● WHAT YOU WILL DO
Copy the records below line for line, without changing anything. Leave the pictures out.
--- Begin RECORDS TO USE ---
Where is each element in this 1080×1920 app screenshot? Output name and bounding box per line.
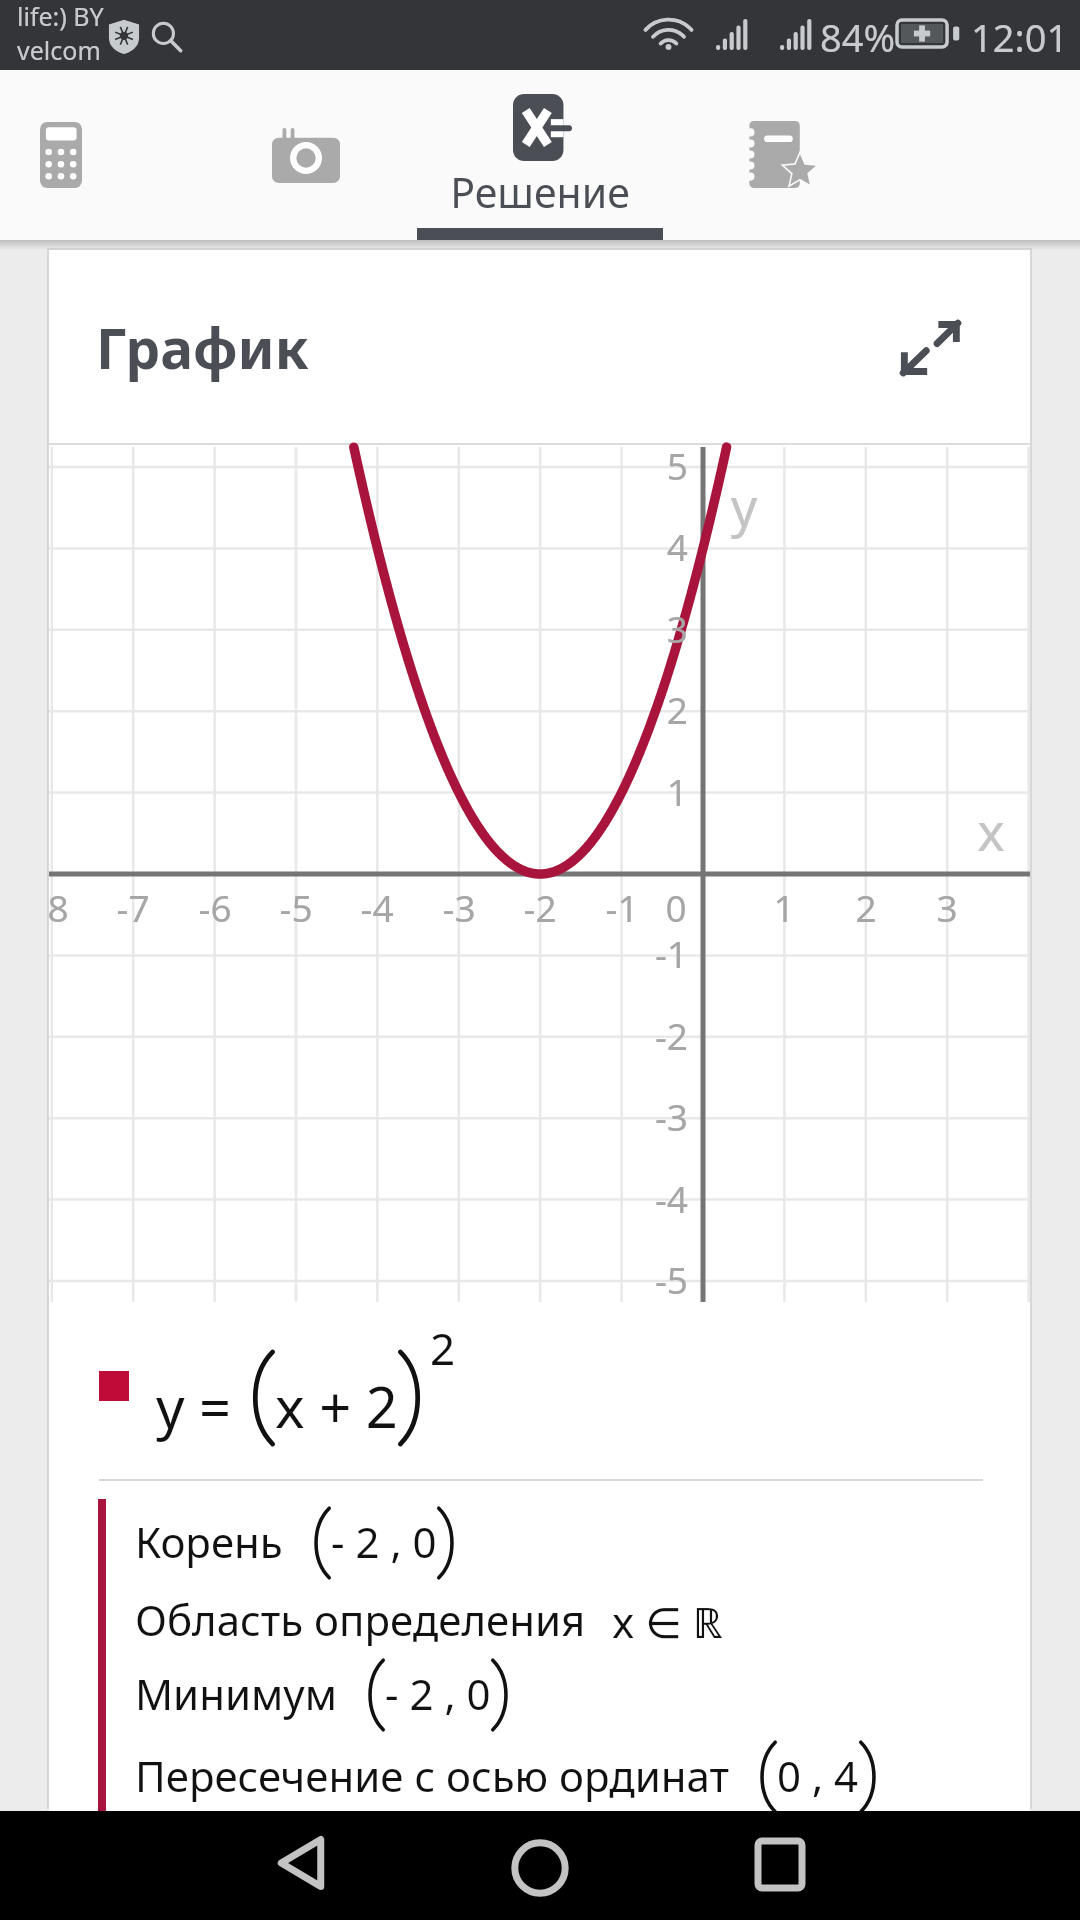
button[interactable]: Решение (417, 70, 663, 240)
staticText: 0 , 4 (777, 1747, 859, 1804)
button[interactable]: Expand graph (880, 300, 980, 400)
staticText: y (714, 470, 774, 541)
staticText: -2 (490, 882, 590, 932)
staticText: -5 (580, 1254, 688, 1304)
button[interactable]: Calculator (0, 70, 181, 240)
button[interactable]: Home (420, 1811, 660, 1919)
staticText: -3 (580, 1091, 688, 1141)
staticText: -7 (83, 882, 183, 932)
button[interactable]: Back (180, 1811, 420, 1919)
staticText: Пересечение с осью ординат (135, 1747, 729, 1804)
staticText: y = (156, 1368, 246, 1444)
staticText: Решение (417, 164, 663, 220)
staticText: -8 (49, 882, 102, 932)
other: Search (149, 19, 185, 53)
staticText: 2 (816, 882, 916, 932)
staticText: x (961, 795, 1021, 866)
button[interactable]: Recents (660, 1811, 900, 1919)
staticText: -6 (165, 882, 265, 932)
staticText: -5 (246, 882, 346, 932)
button[interactable]: Camera (186, 70, 426, 240)
staticText: x + 2 (275, 1368, 398, 1444)
staticText: -1 (572, 882, 672, 932)
staticText: 0 (626, 882, 726, 932)
staticText: Минимум (135, 1665, 337, 1722)
staticText: Область определения (135, 1591, 586, 1648)
staticText: - 2 , 0 (331, 1513, 437, 1570)
staticText: 3 (897, 882, 997, 932)
staticText: 4 (580, 521, 688, 571)
staticText: -4 (327, 882, 427, 932)
staticText: 84% (820, 11, 896, 63)
staticText: velcom (17, 33, 101, 67)
staticText: -3 (409, 882, 509, 932)
staticText: 1 (580, 766, 688, 816)
staticText: 12:01 (971, 11, 1069, 63)
staticText: 2 (430, 1318, 456, 1378)
staticText: -2 (580, 1010, 688, 1060)
staticText: - 2 , 0 (385, 1665, 491, 1722)
staticText: Корень (135, 1513, 283, 1570)
staticText: -4 (580, 1173, 688, 1223)
staticText: 5 (580, 440, 688, 490)
staticText: 3 (580, 603, 688, 653)
staticText: -1 (580, 928, 688, 978)
staticText: x ∈ ℝ (612, 1593, 723, 1650)
staticText: 2 (580, 684, 688, 734)
staticText: 1 (734, 882, 834, 932)
staticText: life:) BY (17, 0, 104, 33)
staticText: График (96, 310, 309, 385)
button[interactable]: Notebook (663, 70, 903, 240)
--- End RECORDS TO USE ---
● SOLUTION TO THE PROBLEM
Where is each element in this 1080×1920 app screenshot? Output name and bounding box per line.
button[interactable]: Решение (417, 70, 663, 240)
staticText: 0 , 4 (777, 1747, 859, 1804)
button[interactable]: Expand graph (880, 300, 980, 400)
staticText: y (714, 470, 774, 541)
staticText: -2 (490, 882, 590, 932)
staticText: -5 (580, 1254, 688, 1304)
button[interactable]: Calculator (0, 70, 181, 240)
button[interactable]: Home (420, 1811, 660, 1919)
staticText: -3 (580, 1091, 688, 1141)
staticText: -7 (83, 882, 183, 932)
button[interactable]: Back (180, 1811, 420, 1919)
staticText: Пересечение с осью ординат (135, 1747, 729, 1804)
staticText: y = (156, 1368, 246, 1444)
staticText: Решение (417, 164, 663, 220)
staticText: -8 (49, 882, 102, 932)
other: Search (149, 19, 185, 53)
staticText: 2 (816, 882, 916, 932)
staticText: x (961, 795, 1021, 866)
button[interactable]: Recents (660, 1811, 900, 1919)
staticText: -6 (165, 882, 265, 932)
staticText: -5 (246, 882, 346, 932)
button[interactable]: Camera (186, 70, 426, 240)
staticText: x + 2 (275, 1368, 398, 1444)
staticText: -1 (572, 882, 672, 932)
staticText: 0 (626, 882, 726, 932)
staticText: Минимум (135, 1665, 337, 1722)
staticText: Область определения (135, 1591, 586, 1648)
staticText: - 2 , 0 (331, 1513, 437, 1570)
staticText: 3 (897, 882, 997, 932)
staticText: 4 (580, 521, 688, 571)
staticText: -4 (327, 882, 427, 932)
staticText: 84% (820, 11, 896, 63)
staticText: velcom (17, 33, 101, 67)
staticText: -3 (409, 882, 509, 932)
staticText: 1 (580, 766, 688, 816)
staticText: 12:01 (971, 11, 1069, 63)
staticText: 2 (430, 1318, 456, 1378)
staticText: -2 (580, 1010, 688, 1060)
staticText: - 2 , 0 (385, 1665, 491, 1722)
staticText: Корень (135, 1513, 283, 1570)
staticText: -4 (580, 1173, 688, 1223)
staticText: 5 (580, 440, 688, 490)
staticText: 3 (580, 603, 688, 653)
staticText: -1 (580, 928, 688, 978)
staticText: x ∈ ℝ (612, 1593, 723, 1650)
staticText: 2 (580, 684, 688, 734)
staticText: 1 (734, 882, 834, 932)
staticText: life:) BY (17, 0, 104, 33)
staticText: График (96, 310, 309, 385)
button[interactable]: Notebook (663, 70, 903, 240)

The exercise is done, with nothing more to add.